* **What is required**
Below is a set of entries. Reproduce exactly the lines from the one containing "Convert this document image to plain text." through the end, both included.

(Items from a data source)
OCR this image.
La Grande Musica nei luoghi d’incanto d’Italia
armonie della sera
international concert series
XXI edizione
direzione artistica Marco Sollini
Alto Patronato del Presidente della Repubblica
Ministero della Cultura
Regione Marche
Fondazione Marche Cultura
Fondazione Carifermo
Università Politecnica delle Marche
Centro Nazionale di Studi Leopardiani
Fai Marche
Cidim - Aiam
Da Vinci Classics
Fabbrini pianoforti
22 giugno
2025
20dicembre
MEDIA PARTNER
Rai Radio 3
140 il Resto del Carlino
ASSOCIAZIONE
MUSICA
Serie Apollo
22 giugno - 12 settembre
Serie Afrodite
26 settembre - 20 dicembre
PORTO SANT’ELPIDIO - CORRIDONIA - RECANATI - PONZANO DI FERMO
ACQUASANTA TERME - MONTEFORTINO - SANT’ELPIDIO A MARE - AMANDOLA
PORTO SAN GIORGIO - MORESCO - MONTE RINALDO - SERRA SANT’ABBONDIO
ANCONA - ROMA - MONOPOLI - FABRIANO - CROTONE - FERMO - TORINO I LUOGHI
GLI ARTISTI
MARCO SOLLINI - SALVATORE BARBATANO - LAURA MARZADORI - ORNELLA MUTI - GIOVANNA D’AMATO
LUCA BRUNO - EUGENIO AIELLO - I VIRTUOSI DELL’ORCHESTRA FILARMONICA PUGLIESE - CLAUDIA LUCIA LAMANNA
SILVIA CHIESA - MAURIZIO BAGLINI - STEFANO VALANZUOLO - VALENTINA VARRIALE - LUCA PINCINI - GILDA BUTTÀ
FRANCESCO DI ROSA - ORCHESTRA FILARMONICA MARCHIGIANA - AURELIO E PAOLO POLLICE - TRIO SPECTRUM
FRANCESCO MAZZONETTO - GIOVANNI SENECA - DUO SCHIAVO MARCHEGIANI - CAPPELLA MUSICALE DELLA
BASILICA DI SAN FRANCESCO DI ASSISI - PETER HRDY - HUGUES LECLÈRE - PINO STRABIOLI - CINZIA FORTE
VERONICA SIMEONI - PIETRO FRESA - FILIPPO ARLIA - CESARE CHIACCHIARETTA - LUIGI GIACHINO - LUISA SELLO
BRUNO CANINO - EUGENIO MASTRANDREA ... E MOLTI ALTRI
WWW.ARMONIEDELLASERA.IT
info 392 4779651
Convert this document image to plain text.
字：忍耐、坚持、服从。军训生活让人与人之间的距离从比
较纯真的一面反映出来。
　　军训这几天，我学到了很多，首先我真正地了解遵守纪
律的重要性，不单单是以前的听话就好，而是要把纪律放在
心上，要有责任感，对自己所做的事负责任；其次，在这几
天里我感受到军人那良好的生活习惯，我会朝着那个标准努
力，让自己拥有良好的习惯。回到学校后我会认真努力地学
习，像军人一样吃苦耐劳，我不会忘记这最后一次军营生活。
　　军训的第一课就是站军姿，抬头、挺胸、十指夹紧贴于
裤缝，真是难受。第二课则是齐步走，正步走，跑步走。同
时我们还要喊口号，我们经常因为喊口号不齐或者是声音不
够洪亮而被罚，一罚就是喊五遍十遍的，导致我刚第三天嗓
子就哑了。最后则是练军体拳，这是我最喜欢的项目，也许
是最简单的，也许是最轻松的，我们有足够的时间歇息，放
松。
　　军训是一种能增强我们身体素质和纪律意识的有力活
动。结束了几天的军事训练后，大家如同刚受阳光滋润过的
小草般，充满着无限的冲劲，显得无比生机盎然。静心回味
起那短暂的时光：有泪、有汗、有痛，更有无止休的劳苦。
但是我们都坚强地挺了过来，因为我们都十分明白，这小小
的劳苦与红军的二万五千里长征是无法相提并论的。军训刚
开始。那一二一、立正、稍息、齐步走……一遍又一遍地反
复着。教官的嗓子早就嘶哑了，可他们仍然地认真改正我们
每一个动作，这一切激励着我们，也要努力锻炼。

* **Result below**
Convert this document image to plain text.
字：忍耐、坚持、服从。军训生活让人与人之间的距离从比
较纯真的一面反映出来。
　　军训这几天，我学到了很多，首先我真正地了解遵守纪
律的重要性，不单单是以前的听话就好，而是要把纪律放在
心上，要有责任感，对自己所做的事负责任；其次，在这几
天里我感受到军人那良好的生活习惯，我会朝着那个标准努
力，让自己拥有良好的习惯。回到学校后我会认真努力地学
习，像军人一样吃苦耐劳，我不会忘记这最后一次军营生活。
　　军训的第一课就是站军姿，抬头、挺胸、十指夹紧贴于
裤缝，真是难受。第二课则是齐步走，正步走，跑步走。同
时我们还要喊口号，我们经常因为喊口号不齐或者是声音不
够洪亮而被罚，一罚就是喊五遍十遍的，导致我刚第三天嗓
子就哑了。最后则是练军体拳，这是我最喜欢的项目，也许
是最简单的，也许是最轻松的，我们有足够的时间歇息，放
松。
　　军训是一种能增强我们身体素质和纪律意识的有力活
动。结束了几天的军事训练后，大家如同刚受阳光滋润过的
小草般，充满着无限的冲劲，显得无比生机盎然。静心回味
起那短暂的时光：有泪、有汗、有痛，更有无止休的劳苦。
但是我们都坚强地挺了过来，因为我们都十分明白，这小小
的劳苦与红军的二万五千里长征是无法相提并论的。军训刚
开始。那一二一、立正、稍息、齐步走……一遍又一遍地反
复着。教官的嗓子早就嘶哑了，可他们仍然地认真改正我们
每一个动作，这一切激励着我们，也要努力锻炼。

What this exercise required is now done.